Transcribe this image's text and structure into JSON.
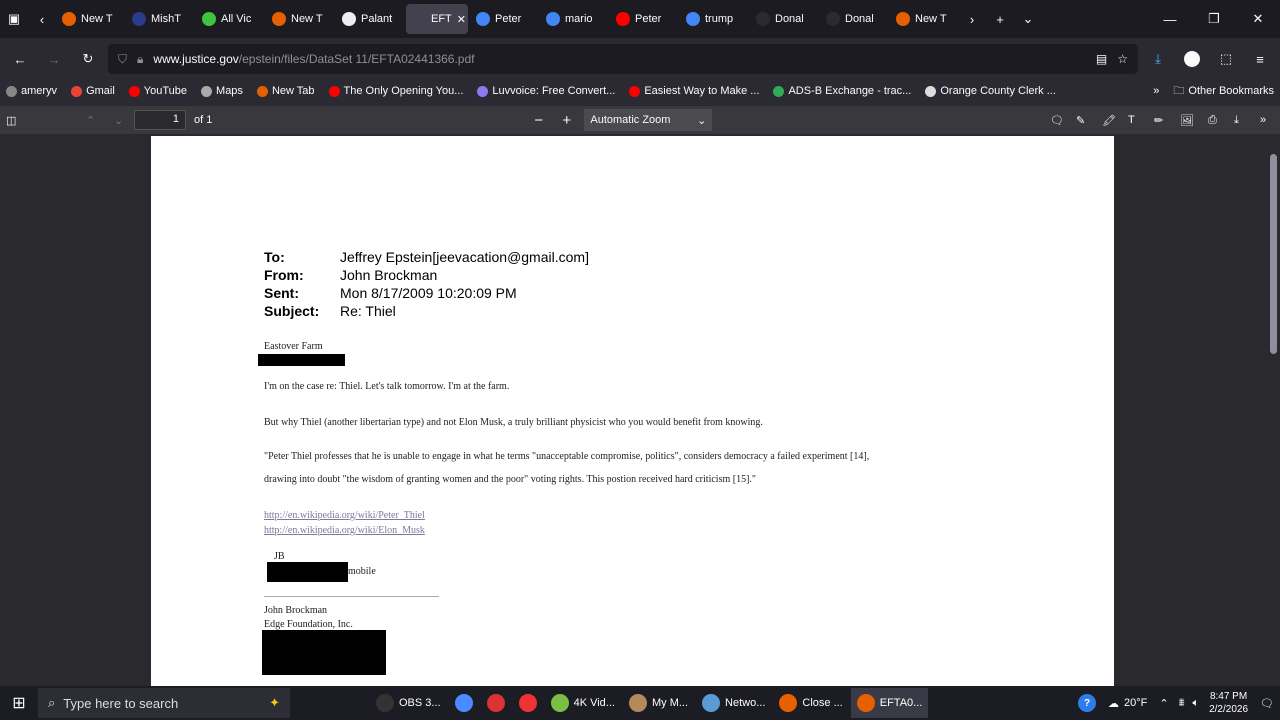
{
  "tabs": [
    {
      "label": "New T",
      "fav": "firefox",
      "color": "#e66000"
    },
    {
      "label": "MishT",
      "fav": "MY",
      "color": "#2b3a8c"
    },
    {
      "label": "All Vic",
      "fav": "play",
      "color": "#3ec43e"
    },
    {
      "label": "New T",
      "fav": "firefox",
      "color": "#e66000"
    },
    {
      "label": "Palant",
      "fav": "W",
      "color": "#eeeeee"
    },
    {
      "label": "EFT",
      "fav": "",
      "color": "#42414d",
      "active": true
    },
    {
      "label": "Peter",
      "fav": "G",
      "color": "#4285f4"
    },
    {
      "label": "mario",
      "fav": "G",
      "color": "#4285f4"
    },
    {
      "label": "Peter",
      "fav": "yt",
      "color": "#ff0000"
    },
    {
      "label": "trump",
      "fav": "G",
      "color": "#4285f4"
    },
    {
      "label": "Donal",
      "fav": "",
      "color": "#2b2a33"
    },
    {
      "label": "Donal",
      "fav": "",
      "color": "#2b2a33"
    },
    {
      "label": "New T",
      "fav": "firefox",
      "color": "#e66000"
    }
  ],
  "url": {
    "host": "www.justice.gov",
    "path": "/epstein/files/DataSet 11/EFTA02441366.pdf"
  },
  "bookmarks": [
    {
      "label": "ameryv",
      "color": "#888"
    },
    {
      "label": "Gmail",
      "color": "#ea4335"
    },
    {
      "label": "YouTube",
      "color": "#ff0000"
    },
    {
      "label": "Maps",
      "color": "#aaa"
    },
    {
      "label": "New Tab",
      "color": "#e66000"
    },
    {
      "label": "The Only Opening You...",
      "color": "#ff0000"
    },
    {
      "label": "Luvvoice: Free Convert...",
      "color": "#8a7cf0"
    },
    {
      "label": "Easiest Way to Make ...",
      "color": "#ff0000"
    },
    {
      "label": "ADS-B Exchange - trac...",
      "color": "#33aa55"
    },
    {
      "label": "Orange County Clerk ...",
      "color": "#dddddd"
    }
  ],
  "other_bookmarks": "Other Bookmarks",
  "pdf": {
    "page_num": "1",
    "of_pages": "of 1",
    "zoom": "Automatic Zoom"
  },
  "email": {
    "to_label": "To:",
    "to": "Jeffrey Epstein[jeevacation@gmail.com]",
    "from_label": "From:",
    "from": "John Brockman",
    "sent_label": "Sent:",
    "sent": "Mon 8/17/2009 10:20:09 PM",
    "subject_label": "Subject:",
    "subject": "Re: Thiel",
    "farm": "Eastover Farm",
    "line1": "I'm on the case re: Thiel. Let's talk tomorrow. I'm at the farm.",
    "line2": "But why Thiel (another libertarian type) and not Elon Musk, a truly brilliant physicist who you would benefit from knowing.",
    "quote1": "\"Peter Thiel professes that he is unable to engage in what he terms \"unacceptable compromise, politics\", considers democracy a failed experiment [14],",
    "quote2": "drawing into doubt \"the wisdom of granting women and the poor\" voting rights. This postion received hard criticism [15].\"",
    "link1": "http://en.wikipedia.org/wiki/Peter_Thiel",
    "link2": "http://en.wikipedia.org/wiki/Elon_Musk",
    "initials": "JB",
    "mobile": "mobile",
    "sig1": "John Brockman",
    "sig2": "Edge Foundation, Inc."
  },
  "taskbar": {
    "search_placeholder": "Type here to search",
    "apps": [
      {
        "label": "OBS 3...",
        "color": "#333"
      },
      {
        "label": "",
        "color": "#4a8cff"
      },
      {
        "label": "",
        "color": "#d33"
      },
      {
        "label": "",
        "color": "#e33"
      },
      {
        "label": "4K Vid...",
        "color": "#7bc043"
      },
      {
        "label": "My M...",
        "color": "#b58a5a"
      },
      {
        "label": "Netwo...",
        "color": "#5a9bd5"
      },
      {
        "label": "Close ...",
        "color": "#e66000"
      },
      {
        "label": "EFTA0...",
        "color": "#e66000",
        "active": true
      }
    ],
    "weather": "20°F",
    "time": "8:47 PM",
    "date": "2/2/2026"
  }
}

───

Pictures are to be left out; repeat all the remaining data exactly.

Transcribe this image's text and structure into JSON.
{
  "tabs": [
    {
      "label": "New T",
      "fav": "firefox",
      "color": "#e66000"
    },
    {
      "label": "MishT",
      "fav": "MY",
      "color": "#2b3a8c"
    },
    {
      "label": "All Vic",
      "fav": "play",
      "color": "#3ec43e"
    },
    {
      "label": "New T",
      "fav": "firefox",
      "color": "#e66000"
    },
    {
      "label": "Palant",
      "fav": "W",
      "color": "#eeeeee"
    },
    {
      "label": "EFT",
      "fav": "",
      "color": "#42414d",
      "active": true
    },
    {
      "label": "Peter",
      "fav": "G",
      "color": "#4285f4"
    },
    {
      "label": "mario",
      "fav": "G",
      "color": "#4285f4"
    },
    {
      "label": "Peter",
      "fav": "yt",
      "color": "#ff0000"
    },
    {
      "label": "trump",
      "fav": "G",
      "color": "#4285f4"
    },
    {
      "label": "Donal",
      "fav": "",
      "color": "#2b2a33"
    },
    {
      "label": "Donal",
      "fav": "",
      "color": "#2b2a33"
    },
    {
      "label": "New T",
      "fav": "firefox",
      "color": "#e66000"
    }
  ],
  "url": {
    "host": "www.justice.gov",
    "path": "/epstein/files/DataSet 11/EFTA02441366.pdf"
  },
  "bookmarks": [
    {
      "label": "ameryv",
      "color": "#888"
    },
    {
      "label": "Gmail",
      "color": "#ea4335"
    },
    {
      "label": "YouTube",
      "color": "#ff0000"
    },
    {
      "label": "Maps",
      "color": "#aaa"
    },
    {
      "label": "New Tab",
      "color": "#e66000"
    },
    {
      "label": "The Only Opening You...",
      "color": "#ff0000"
    },
    {
      "label": "Luvvoice: Free Convert...",
      "color": "#8a7cf0"
    },
    {
      "label": "Easiest Way to Make ...",
      "color": "#ff0000"
    },
    {
      "label": "ADS-B Exchange - trac...",
      "color": "#33aa55"
    },
    {
      "label": "Orange County Clerk ...",
      "color": "#dddddd"
    }
  ],
  "other_bookmarks": "Other Bookmarks",
  "pdf": {
    "page_num": "1",
    "of_pages": "of 1",
    "zoom": "Automatic Zoom"
  },
  "email": {
    "to_label": "To:",
    "to": "Jeffrey Epstein[jeevacation@gmail.com]",
    "from_label": "From:",
    "from": "John Brockman",
    "sent_label": "Sent:",
    "sent": "Mon 8/17/2009 10:20:09 PM",
    "subject_label": "Subject:",
    "subject": "Re: Thiel",
    "farm": "Eastover Farm",
    "line1": "I'm on the case re: Thiel. Let's talk tomorrow. I'm at the farm.",
    "line2": "But why Thiel (another libertarian type) and not Elon Musk, a truly brilliant physicist who you would benefit from knowing.",
    "quote1": "\"Peter Thiel professes that he is unable to engage in what he terms \"unacceptable compromise, politics\", considers democracy a failed experiment [14],",
    "quote2": "drawing into doubt \"the wisdom of granting women and the poor\" voting rights. This postion received hard criticism [15].\"",
    "link1": "http://en.wikipedia.org/wiki/Peter_Thiel",
    "link2": "http://en.wikipedia.org/wiki/Elon_Musk",
    "initials": "JB",
    "mobile": "mobile",
    "sig1": "John Brockman",
    "sig2": "Edge Foundation, Inc."
  },
  "taskbar": {
    "search_placeholder": "Type here to search",
    "apps": [
      {
        "label": "OBS 3...",
        "color": "#333"
      },
      {
        "label": "",
        "color": "#4a8cff"
      },
      {
        "label": "",
        "color": "#d33"
      },
      {
        "label": "",
        "color": "#e33"
      },
      {
        "label": "4K Vid...",
        "color": "#7bc043"
      },
      {
        "label": "My M...",
        "color": "#b58a5a"
      },
      {
        "label": "Netwo...",
        "color": "#5a9bd5"
      },
      {
        "label": "Close ...",
        "color": "#e66000"
      },
      {
        "label": "EFTA0...",
        "color": "#e66000",
        "active": true
      }
    ],
    "weather": "20°F",
    "time": "8:47 PM",
    "date": "2/2/2026"
  }
}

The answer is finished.